## Source data
━━━━━━━━

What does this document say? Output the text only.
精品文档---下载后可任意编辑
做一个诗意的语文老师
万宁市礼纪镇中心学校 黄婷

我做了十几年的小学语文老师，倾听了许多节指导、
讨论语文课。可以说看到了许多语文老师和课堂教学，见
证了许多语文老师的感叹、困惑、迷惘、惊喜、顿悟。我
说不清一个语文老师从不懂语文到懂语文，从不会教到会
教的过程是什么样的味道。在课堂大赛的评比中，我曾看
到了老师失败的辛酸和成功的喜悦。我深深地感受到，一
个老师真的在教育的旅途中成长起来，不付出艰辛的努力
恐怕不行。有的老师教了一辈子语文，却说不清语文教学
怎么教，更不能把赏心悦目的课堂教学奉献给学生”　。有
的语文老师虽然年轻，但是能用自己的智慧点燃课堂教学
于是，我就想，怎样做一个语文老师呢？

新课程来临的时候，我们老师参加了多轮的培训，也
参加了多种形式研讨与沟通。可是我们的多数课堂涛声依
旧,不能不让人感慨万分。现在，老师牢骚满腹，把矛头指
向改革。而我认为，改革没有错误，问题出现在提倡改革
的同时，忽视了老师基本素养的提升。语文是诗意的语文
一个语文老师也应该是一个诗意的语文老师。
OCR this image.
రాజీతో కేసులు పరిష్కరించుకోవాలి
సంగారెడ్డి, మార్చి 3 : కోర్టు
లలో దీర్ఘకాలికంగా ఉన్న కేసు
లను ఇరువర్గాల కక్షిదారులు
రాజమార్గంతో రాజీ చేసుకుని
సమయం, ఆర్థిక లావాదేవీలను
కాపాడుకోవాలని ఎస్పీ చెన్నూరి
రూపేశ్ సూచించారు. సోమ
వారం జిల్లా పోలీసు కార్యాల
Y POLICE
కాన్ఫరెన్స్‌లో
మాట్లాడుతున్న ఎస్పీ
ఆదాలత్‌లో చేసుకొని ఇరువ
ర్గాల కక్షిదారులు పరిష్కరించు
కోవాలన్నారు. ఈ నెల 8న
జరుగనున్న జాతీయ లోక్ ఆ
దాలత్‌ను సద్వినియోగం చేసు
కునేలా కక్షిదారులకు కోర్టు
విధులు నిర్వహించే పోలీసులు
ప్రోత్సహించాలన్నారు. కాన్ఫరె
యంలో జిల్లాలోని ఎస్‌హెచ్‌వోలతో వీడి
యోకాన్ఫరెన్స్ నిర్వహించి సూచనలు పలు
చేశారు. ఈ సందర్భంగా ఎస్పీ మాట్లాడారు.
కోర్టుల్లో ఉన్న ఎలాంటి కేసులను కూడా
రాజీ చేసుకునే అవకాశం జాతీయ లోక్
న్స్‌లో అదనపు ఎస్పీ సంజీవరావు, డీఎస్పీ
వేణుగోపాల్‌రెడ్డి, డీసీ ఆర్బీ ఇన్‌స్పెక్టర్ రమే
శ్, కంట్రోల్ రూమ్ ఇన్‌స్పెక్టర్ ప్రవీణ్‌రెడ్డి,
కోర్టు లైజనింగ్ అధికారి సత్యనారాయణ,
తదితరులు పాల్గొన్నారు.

━━━━━━━━

## What the task asks
Quote each line of the listing above exactly.

## Written solution
What does this document say? Output the text only.
精品文档---下载后可任意编辑
做一个诗意的语文老师
万宁市礼纪镇中心学校 黄婷

我做了十几年的小学语文老师，倾听了许多节指导、
讨论语文课。可以说看到了许多语文老师和课堂教学，见
证了许多语文老师的感叹、困惑、迷惘、惊喜、顿悟。我
说不清一个语文老师从不懂语文到懂语文，从不会教到会
教的过程是什么样的味道。在课堂大赛的评比中，我曾看
到了老师失败的辛酸和成功的喜悦。我深深地感受到，一
个老师真的在教育的旅途中成长起来，不付出艰辛的努力
恐怕不行。有的老师教了一辈子语文，却说不清语文教学
怎么教，更不能把赏心悦目的课堂教学奉献给学生”　。有
的语文老师虽然年轻，但是能用自己的智慧点燃课堂教学
于是，我就想，怎样做一个语文老师呢？

新课程来临的时候，我们老师参加了多轮的培训，也
参加了多种形式研讨与沟通。可是我们的多数课堂涛声依
旧,不能不让人感慨万分。现在，老师牢骚满腹，把矛头指
向改革。而我认为，改革没有错误，问题出现在提倡改革
的同时，忽视了老师基本素养的提升。语文是诗意的语文
一个语文老师也应该是一个诗意的语文老师。
OCR this image.
రాజీతో కేసులు పరిష్కరించుకోవాలి
సంగారెడ్డి, మార్చి 3 : కోర్టు
లలో దీర్ఘకాలికంగా ఉన్న కేసు
లను ఇరువర్గాల కక్షిదారులు
రాజమార్గంతో రాజీ చేసుకుని
సమయం, ఆర్థిక లావాదేవీలను
కాపాడుకోవాలని ఎస్పీ చెన్నూరి
రూపేశ్ సూచించారు. సోమ
వారం జిల్లా పోలీసు కార్యాల
Y POLICE
కాన్ఫరెన్స్‌లో
మాట్లాడుతున్న ఎస్పీ
ఆదాలత్‌లో చేసుకొని ఇరువ
ర్గాల కక్షిదారులు పరిష్కరించు
కోవాలన్నారు. ఈ నెల 8న
జరుగనున్న జాతీయ లోక్ ఆ
దాలత్‌ను సద్వినియోగం చేసు
కునేలా కక్షిదారులకు కోర్టు
విధులు నిర్వహించే పోలీసులు
ప్రోత్సహించాలన్నారు. కాన్ఫరె
యంలో జిల్లాలోని ఎస్‌హెచ్‌వోలతో వీడి
యోకాన్ఫరెన్స్ నిర్వహించి సూచనలు పలు
చేశారు. ఈ సందర్భంగా ఎస్పీ మాట్లాడారు.
కోర్టుల్లో ఉన్న ఎలాంటి కేసులను కూడా
రాజీ చేసుకునే అవకాశం జాతీయ లోక్
న్స్‌లో అదనపు ఎస్పీ సంజీవరావు, డీఎస్పీ
వేణుగోపాల్‌రెడ్డి, డీసీ ఆర్బీ ఇన్‌స్పెక్టర్ రమే
శ్, కంట్రోల్ రూమ్ ఇన్‌స్పెక్టర్ ప్రవీణ్‌రెడ్డి,
కోర్టు లైజనింగ్ అధికారి సత్యనారాయణ,
తదితరులు పాల్గొన్నారు.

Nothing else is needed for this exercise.